<<<<
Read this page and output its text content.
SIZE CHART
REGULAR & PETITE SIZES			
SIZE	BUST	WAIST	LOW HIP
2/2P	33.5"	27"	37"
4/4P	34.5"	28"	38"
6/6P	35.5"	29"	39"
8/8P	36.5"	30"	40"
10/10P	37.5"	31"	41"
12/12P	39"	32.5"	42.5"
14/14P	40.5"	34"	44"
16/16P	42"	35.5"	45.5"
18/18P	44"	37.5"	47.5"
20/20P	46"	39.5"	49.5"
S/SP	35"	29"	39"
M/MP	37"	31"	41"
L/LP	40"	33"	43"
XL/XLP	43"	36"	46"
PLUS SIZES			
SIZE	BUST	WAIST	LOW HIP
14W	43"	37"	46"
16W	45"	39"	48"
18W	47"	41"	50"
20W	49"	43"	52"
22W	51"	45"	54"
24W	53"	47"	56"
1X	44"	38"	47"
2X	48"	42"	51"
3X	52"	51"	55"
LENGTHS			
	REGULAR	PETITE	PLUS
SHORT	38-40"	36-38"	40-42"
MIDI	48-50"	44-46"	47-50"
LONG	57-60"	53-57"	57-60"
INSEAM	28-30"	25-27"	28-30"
>>>>
**TO BE DONE**. Every record shown above must be echoed exactly.

**SOLUTION BELOW**.
Read this page and output its text content.
SIZE CHART
REGULAR & PETITE SIZES			
SIZE	BUST	WAIST	LOW HIP
2/2P	33.5"	27"	37"
4/4P	34.5"	28"	38"
6/6P	35.5"	29"	39"
8/8P	36.5"	30"	40"
10/10P	37.5"	31"	41"
12/12P	39"	32.5"	42.5"
14/14P	40.5"	34"	44"
16/16P	42"	35.5"	45.5"
18/18P	44"	37.5"	47.5"
20/20P	46"	39.5"	49.5"
S/SP	35"	29"	39"
M/MP	37"	31"	41"
L/LP	40"	33"	43"
XL/XLP	43"	36"	46"
PLUS SIZES			
SIZE	BUST	WAIST	LOW HIP
14W	43"	37"	46"
16W	45"	39"	48"
18W	47"	41"	50"
20W	49"	43"	52"
22W	51"	45"	54"
24W	53"	47"	56"
1X	44"	38"	47"
2X	48"	42"	51"
3X	52"	51"	55"
LENGTHS			
	REGULAR	PETITE	PLUS
SHORT	38-40"	36-38"	40-42"
MIDI	48-50"	44-46"	47-50"
LONG	57-60"	53-57"	57-60"
INSEAM	28-30"	25-27"	28-30"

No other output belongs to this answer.